** start of SOURCE DATA **
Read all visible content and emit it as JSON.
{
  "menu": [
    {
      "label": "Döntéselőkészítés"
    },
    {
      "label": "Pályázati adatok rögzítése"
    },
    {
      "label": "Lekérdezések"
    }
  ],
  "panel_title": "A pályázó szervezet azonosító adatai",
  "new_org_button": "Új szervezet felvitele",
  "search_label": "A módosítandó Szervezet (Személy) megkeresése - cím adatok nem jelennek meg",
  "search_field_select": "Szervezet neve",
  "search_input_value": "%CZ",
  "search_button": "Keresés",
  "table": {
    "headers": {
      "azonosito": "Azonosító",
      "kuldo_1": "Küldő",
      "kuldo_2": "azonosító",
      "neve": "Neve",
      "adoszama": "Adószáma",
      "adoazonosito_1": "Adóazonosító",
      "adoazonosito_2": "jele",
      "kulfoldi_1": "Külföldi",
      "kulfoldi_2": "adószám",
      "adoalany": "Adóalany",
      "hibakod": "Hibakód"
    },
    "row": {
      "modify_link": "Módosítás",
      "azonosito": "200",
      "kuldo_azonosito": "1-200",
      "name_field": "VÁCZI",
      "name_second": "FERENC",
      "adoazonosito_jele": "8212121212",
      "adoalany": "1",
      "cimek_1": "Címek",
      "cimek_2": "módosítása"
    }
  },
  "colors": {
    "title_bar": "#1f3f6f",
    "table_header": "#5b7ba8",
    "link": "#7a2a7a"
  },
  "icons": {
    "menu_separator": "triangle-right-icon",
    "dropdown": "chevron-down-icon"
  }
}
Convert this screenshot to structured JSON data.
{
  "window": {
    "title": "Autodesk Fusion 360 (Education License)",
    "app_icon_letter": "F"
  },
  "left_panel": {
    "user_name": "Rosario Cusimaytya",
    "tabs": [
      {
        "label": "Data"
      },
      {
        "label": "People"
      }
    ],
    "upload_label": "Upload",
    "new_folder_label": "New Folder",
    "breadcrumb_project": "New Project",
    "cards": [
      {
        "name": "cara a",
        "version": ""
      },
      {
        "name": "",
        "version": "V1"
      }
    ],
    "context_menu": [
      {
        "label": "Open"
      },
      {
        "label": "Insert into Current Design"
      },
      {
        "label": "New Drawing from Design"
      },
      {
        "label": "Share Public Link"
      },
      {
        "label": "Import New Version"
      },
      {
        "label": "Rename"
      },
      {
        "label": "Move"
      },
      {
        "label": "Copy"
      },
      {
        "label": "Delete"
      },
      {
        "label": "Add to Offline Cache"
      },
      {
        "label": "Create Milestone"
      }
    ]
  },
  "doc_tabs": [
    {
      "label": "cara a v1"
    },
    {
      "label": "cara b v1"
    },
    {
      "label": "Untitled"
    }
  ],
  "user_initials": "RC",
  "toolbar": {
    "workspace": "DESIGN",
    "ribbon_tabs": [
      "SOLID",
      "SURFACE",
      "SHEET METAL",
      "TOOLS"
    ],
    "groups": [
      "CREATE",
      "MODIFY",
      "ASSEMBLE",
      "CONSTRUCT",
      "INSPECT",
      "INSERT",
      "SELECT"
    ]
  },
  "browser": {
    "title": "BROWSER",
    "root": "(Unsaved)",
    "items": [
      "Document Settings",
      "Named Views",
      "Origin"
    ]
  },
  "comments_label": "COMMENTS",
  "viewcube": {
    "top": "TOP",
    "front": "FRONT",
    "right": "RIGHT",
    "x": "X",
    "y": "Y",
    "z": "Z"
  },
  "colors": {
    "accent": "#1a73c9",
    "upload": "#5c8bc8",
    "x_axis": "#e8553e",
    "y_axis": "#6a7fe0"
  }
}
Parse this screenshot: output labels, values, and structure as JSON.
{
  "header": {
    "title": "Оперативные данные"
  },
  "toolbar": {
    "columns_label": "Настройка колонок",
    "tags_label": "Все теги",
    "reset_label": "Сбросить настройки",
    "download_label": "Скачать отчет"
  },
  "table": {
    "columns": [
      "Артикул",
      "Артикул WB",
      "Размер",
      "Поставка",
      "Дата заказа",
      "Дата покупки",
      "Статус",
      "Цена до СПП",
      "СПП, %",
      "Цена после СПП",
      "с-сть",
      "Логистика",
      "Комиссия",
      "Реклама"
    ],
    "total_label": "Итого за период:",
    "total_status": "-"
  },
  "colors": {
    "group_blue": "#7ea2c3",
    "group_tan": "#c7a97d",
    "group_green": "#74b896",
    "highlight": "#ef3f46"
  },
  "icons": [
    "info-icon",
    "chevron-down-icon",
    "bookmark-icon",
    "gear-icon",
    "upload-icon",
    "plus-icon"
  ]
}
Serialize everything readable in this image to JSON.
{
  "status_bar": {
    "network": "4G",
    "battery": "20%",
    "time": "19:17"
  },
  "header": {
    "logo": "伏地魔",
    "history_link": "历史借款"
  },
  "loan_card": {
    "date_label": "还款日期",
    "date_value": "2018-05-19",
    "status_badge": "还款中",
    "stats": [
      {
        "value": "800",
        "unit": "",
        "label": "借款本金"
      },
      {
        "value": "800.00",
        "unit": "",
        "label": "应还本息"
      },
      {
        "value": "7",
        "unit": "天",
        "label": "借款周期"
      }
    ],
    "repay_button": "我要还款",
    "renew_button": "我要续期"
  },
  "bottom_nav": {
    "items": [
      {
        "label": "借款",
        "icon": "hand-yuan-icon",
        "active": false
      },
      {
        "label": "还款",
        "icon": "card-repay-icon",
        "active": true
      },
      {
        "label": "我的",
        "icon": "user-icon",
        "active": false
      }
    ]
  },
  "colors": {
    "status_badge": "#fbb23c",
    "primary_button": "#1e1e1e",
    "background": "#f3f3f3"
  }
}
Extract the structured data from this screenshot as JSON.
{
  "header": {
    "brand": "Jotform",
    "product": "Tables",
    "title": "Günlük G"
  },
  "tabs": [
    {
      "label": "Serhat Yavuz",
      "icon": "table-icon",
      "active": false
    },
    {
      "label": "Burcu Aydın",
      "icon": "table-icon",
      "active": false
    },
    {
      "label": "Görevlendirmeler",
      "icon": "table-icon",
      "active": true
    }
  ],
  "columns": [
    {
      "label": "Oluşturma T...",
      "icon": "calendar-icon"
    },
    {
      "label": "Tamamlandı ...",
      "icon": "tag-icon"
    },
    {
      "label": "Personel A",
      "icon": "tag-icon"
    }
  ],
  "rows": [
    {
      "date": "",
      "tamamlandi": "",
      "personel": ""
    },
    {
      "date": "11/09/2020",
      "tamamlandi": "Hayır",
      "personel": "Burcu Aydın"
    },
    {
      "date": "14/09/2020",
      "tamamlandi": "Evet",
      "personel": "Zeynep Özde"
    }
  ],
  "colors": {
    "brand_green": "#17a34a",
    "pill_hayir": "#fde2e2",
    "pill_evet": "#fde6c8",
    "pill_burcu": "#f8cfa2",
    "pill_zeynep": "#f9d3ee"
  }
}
** end of SOURCE DATA **
**PROBLEM DESCRIPTION:** Pull out every line of the records that includes the string "Aydın".

**FULL SOLUTION:**
      "label": "Burcu Aydın",
      "personel": "Burcu Aydın"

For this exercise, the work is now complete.